[Beowulf] cpu's versus gpu's - was Intel buys QLogic InfiniBand business

Vincent Diepeveen diep at xs4all.nl
Tue Jan 24 04:51:54 PST 2012

On Jan 24, 2012, at 6:02 AM, Steve Crusan wrote:

> Hash: SHA1
> On Jan 23, 2012, at 8:44 PM, Vincent Diepeveen wrote:
>> It's 500 euro for a 1 teraflop double precision Radeon HD7970...
> Great, and nothing runs on it.

You build a system of millions of euro's alltogether, NCSA having a  
huge budget and you can't even pay for a few programmers who
write some crunching code for gpu's????

> GPUs are insanely useful for certain tasks, but they aren't going  
> to be able to handle most normal workloads(similar to the BG class  
> of course). Any center that buys BGP (or Q at this point) gear is  
> going to pay for a scientific programmer to adapt their code to  
> take advantage of the BG's strengths; parallelism.

bluegene is ibm's equivalent of a HPC gpu, just it's a lot more  
expensive such box.

> But It's nice that supercomputing centers use GPUs to boost their  
> flops numbers. Any word on that Chinese system's efficiency?

■ **Layout region records**

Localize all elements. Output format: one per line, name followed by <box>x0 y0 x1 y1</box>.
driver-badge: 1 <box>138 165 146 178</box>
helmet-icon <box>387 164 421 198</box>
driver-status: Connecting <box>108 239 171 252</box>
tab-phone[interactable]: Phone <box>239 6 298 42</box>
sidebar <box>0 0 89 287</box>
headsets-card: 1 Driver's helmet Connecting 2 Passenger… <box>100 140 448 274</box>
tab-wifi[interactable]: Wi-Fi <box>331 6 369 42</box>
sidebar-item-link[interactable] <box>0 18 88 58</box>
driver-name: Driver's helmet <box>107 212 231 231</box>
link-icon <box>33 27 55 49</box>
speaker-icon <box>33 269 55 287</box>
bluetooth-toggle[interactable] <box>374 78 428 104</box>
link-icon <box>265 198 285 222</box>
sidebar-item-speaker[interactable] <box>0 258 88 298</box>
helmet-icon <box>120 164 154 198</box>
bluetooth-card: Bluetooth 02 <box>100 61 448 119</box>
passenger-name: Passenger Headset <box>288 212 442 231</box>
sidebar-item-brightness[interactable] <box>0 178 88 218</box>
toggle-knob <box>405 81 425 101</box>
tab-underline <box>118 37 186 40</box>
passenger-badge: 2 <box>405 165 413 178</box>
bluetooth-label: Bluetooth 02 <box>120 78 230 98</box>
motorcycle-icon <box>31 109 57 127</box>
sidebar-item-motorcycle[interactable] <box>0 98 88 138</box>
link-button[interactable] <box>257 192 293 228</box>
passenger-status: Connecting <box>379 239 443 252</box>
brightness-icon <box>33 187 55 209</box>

■ **DO THIS**
Please pick up the mailing-list thread on CPUs versus GPUs above from its last line and keep writing it.

■ **EXPECTED ANSWER**
Actually on this mailing list if you scroll back in history, and look  
in 2007, some chinese researchers here posted their codes were,
we speak of the 512 streamcore ATI's, already reaching 50% IPC, and  
it worked crossplatform at AMD and Nvidia. They got 25% efficiency
at nvidia.

Now if we realize that most codes on this planet can't use multiply- 
add, then 25% at nvidia and 50% at ATI was really good.

If we look to all sorts of applications and see that if 1 good  
programmer is doing effort, suddenly it works great at gpu's.

> If you look at the architecture of the new K computer in Japan,  
> it's similar to the BlueGene line.
> PS: I'm really not an IBMer.

I took a look at latest BlueGene/Q and basically it's 4 threads per  
core @ 18 core @ 1.6Ghz or something they are gonna build.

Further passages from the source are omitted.